### Source passage
--------

After the concluding formula, there is an appendix to the laws found in this half (in verses 21b-22). As we shall explain below, the nature of the laws mentioned in the appendix does not allow them to be included in the body of the second half, and the conventional literary solution is such situations is to bring them at the end of the section, after the formal conclusion.[8]
 
The body of the second half is divided according to its contents into four parts:
 
  1. What are the ways of contracting corpse impurity – who and what become unclean, and what connections to the corpse cause impurity (vv. 14-16)
  2. How is the water of sprinkling prepared (v. 17)
  3. How does one purify and how does one become purified (vv. 18-19)
  4. The punishment of one who does not undergo purification and defiles God's sanctuary (v. 20)
 
The fourth part, v. 20, repeats the third verse in the central axis, adding nothing new.[9] The second part, v. 17, contains a novelty that was not discussed previously. The first and third parts greatly elaborate on what is stated in the central axis and add many details not hinted at therein.[10]
 
In these verses, the root ­chet-tet-alef appears another three times: once as a noun in v. 17 ("of the ashes of the burning of the purification from sin [ha-chatat]," and twice more as a verb (in vv. 19-20). This completes the seven instances in which this root appears in our parasha as a guide word.
 
The appendix to the second half contains two laws, which complete in chiastic order the subject matter of this half:
 
1. To the description of the purification process, which is described in the second part of the second half (vv. 18-20), there is added the law that both the one who sprinkles the water of sprinkling and one who touches it are unclean (v. 21b).

--------

### Directions for this task
Copy the passage on purification laws word for word, from "4. The punishment" up to and including "a guide word.". Rely only on the passage on purification laws.

--------

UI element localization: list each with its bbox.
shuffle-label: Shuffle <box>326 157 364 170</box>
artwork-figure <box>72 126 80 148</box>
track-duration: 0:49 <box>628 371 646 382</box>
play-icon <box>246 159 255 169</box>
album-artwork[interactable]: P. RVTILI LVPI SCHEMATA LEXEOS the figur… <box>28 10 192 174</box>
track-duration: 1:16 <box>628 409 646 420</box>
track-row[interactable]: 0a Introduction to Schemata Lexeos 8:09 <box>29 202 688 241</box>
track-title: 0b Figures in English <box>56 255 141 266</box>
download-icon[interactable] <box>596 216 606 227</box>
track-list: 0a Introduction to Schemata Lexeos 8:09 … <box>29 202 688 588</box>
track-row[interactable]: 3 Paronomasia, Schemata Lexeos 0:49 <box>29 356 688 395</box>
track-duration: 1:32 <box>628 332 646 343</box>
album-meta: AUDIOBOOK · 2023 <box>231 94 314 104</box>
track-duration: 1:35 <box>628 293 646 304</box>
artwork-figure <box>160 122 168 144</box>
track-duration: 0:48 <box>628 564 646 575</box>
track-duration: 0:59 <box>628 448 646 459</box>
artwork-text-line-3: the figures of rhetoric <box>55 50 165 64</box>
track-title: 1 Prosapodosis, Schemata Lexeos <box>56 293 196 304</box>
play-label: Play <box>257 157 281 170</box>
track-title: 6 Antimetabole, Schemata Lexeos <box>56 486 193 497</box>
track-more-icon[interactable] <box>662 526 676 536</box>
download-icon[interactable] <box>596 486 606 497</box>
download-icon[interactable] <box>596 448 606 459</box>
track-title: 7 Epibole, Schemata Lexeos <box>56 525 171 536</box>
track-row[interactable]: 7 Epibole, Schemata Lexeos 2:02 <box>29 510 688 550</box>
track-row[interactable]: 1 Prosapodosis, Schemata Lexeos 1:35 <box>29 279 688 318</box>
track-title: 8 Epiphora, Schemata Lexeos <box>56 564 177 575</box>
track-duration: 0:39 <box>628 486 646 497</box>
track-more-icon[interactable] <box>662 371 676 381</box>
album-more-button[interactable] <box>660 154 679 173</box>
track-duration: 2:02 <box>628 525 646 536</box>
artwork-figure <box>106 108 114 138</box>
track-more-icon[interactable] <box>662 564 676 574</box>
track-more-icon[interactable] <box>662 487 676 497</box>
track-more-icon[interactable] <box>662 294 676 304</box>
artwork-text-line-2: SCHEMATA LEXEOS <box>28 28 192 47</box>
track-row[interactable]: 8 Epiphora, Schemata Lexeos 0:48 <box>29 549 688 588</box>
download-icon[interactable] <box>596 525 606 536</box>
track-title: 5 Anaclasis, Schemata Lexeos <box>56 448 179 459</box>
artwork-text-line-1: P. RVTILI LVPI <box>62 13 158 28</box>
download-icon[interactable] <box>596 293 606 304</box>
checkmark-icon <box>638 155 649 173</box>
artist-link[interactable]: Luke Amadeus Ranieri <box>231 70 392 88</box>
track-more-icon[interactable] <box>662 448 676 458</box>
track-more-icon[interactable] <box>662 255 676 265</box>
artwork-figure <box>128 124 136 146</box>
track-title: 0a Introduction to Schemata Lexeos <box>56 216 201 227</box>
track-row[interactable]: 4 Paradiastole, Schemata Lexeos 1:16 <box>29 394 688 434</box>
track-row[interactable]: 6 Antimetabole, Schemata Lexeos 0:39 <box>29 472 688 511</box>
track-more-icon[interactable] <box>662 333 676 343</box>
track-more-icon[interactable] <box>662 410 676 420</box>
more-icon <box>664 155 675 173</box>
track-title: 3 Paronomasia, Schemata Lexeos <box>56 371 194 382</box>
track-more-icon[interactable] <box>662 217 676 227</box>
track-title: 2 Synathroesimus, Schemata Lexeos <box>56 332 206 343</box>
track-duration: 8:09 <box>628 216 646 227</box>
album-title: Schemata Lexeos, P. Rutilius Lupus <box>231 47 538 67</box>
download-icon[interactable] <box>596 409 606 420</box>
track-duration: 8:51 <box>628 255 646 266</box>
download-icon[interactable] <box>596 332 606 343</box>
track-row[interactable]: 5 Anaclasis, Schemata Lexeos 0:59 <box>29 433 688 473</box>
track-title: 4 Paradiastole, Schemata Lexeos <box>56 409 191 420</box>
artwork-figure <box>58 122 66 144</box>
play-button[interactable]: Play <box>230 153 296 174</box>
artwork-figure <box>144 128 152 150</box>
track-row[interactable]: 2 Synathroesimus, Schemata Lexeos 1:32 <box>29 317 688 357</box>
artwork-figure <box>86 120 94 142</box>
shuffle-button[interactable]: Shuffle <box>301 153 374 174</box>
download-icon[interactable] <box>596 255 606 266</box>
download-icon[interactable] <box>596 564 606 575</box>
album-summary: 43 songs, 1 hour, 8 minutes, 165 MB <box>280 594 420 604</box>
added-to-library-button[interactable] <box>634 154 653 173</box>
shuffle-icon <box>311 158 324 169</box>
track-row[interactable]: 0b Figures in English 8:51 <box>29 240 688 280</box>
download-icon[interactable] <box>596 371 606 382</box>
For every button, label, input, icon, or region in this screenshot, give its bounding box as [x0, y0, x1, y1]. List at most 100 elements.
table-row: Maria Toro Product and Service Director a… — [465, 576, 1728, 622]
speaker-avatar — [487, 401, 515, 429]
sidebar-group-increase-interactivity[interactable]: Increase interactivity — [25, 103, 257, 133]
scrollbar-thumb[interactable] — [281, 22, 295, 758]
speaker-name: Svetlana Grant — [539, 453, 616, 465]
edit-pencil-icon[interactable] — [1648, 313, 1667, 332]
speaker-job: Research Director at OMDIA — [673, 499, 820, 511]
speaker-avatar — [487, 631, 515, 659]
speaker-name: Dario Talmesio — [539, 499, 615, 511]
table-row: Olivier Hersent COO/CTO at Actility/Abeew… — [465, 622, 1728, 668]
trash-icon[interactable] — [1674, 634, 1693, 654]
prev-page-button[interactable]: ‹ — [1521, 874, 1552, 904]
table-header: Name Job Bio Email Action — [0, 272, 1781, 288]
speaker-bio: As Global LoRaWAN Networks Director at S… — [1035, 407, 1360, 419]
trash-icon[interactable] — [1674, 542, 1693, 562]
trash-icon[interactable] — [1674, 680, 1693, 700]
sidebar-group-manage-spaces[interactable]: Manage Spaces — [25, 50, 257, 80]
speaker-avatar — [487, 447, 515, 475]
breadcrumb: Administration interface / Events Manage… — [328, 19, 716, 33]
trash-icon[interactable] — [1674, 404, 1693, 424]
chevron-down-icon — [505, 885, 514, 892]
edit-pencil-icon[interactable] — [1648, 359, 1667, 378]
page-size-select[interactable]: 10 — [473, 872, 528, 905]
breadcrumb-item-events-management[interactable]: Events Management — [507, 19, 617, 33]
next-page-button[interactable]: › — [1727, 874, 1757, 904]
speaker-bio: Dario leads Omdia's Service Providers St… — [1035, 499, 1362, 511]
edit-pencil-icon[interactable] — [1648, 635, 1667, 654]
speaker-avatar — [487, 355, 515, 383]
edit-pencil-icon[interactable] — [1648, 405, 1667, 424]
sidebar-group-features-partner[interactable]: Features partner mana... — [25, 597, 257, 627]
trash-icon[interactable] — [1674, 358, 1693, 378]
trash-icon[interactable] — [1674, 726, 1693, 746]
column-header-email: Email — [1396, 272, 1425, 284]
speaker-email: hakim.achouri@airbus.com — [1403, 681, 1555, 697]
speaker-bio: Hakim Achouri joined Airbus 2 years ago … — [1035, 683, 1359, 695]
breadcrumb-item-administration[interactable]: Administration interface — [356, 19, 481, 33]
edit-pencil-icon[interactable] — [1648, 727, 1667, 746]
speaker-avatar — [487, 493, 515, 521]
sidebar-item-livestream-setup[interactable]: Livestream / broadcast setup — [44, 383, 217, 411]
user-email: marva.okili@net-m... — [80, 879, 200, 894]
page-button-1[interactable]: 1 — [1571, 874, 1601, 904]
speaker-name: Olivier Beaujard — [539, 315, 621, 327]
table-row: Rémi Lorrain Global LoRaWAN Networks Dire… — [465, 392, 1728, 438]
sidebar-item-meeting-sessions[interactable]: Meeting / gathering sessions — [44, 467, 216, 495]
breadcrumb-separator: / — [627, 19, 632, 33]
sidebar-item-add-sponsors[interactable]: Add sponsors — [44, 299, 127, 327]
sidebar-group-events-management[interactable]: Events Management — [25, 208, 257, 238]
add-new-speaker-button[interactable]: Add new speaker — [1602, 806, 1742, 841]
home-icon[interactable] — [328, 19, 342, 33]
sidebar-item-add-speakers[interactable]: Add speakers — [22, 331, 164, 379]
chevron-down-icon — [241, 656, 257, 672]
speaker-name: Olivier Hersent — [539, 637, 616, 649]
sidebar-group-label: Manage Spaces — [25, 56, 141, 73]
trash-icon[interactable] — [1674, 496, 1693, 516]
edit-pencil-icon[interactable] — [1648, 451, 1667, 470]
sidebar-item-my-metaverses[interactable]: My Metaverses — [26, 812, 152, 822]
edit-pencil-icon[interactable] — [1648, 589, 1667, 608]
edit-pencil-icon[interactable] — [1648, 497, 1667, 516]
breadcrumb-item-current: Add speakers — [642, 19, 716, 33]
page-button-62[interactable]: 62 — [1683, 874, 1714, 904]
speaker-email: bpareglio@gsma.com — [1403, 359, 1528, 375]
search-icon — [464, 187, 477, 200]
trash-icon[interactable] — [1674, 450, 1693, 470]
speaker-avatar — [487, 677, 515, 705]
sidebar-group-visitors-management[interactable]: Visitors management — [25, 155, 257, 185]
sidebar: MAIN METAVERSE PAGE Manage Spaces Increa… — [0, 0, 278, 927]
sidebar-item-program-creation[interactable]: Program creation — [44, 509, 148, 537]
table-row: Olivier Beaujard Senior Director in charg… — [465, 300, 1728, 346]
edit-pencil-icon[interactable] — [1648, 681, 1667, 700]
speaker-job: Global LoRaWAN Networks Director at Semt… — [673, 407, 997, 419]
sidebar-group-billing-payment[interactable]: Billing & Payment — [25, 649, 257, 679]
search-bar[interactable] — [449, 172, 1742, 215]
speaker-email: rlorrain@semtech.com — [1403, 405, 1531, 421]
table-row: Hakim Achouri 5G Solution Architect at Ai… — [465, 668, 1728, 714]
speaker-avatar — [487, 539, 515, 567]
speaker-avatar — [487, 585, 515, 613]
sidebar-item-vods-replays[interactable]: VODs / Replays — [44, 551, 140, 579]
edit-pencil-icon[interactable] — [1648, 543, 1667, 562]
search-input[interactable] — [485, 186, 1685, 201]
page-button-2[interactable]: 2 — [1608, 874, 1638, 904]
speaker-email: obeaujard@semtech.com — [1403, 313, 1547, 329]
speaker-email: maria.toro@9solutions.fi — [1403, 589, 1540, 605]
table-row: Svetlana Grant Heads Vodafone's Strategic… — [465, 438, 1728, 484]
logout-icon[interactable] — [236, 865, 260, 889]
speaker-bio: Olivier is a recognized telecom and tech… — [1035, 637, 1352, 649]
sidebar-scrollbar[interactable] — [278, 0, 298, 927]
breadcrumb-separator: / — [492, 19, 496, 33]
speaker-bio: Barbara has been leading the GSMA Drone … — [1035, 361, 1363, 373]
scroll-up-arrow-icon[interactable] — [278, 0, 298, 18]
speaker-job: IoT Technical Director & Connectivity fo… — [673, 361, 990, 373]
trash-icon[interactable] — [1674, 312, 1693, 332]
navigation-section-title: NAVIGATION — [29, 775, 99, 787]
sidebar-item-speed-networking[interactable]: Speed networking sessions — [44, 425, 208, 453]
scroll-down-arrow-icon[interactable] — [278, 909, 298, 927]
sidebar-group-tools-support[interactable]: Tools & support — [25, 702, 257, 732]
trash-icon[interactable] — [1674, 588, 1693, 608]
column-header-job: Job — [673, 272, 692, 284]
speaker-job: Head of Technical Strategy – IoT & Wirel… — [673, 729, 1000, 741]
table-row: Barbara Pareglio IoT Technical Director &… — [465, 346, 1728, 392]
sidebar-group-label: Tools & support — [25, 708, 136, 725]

--------

### Solution to this task
4. The punishment of one who does not undergo purification and defiles God's sanctuary (v. 20)
 
The fourth part, v. 20, repeats the third verse in the central axis, adding nothing new.[9] The second part, v. 17, contains a novelty that was not discussed previously. The first and third parts greatly elaborate on what is stated in the central axis and add many details not hinted at therein.[10]
 
In these verses, the root ­chet-tet-alef appears another three times: once as a noun in v. 17 ("of the ashes of the burning of the purification from sin [ha-chatat]," and twice more as a verb (in vv. 19-20). This completes the seven instances in which this root appears in our parasha as a guide word.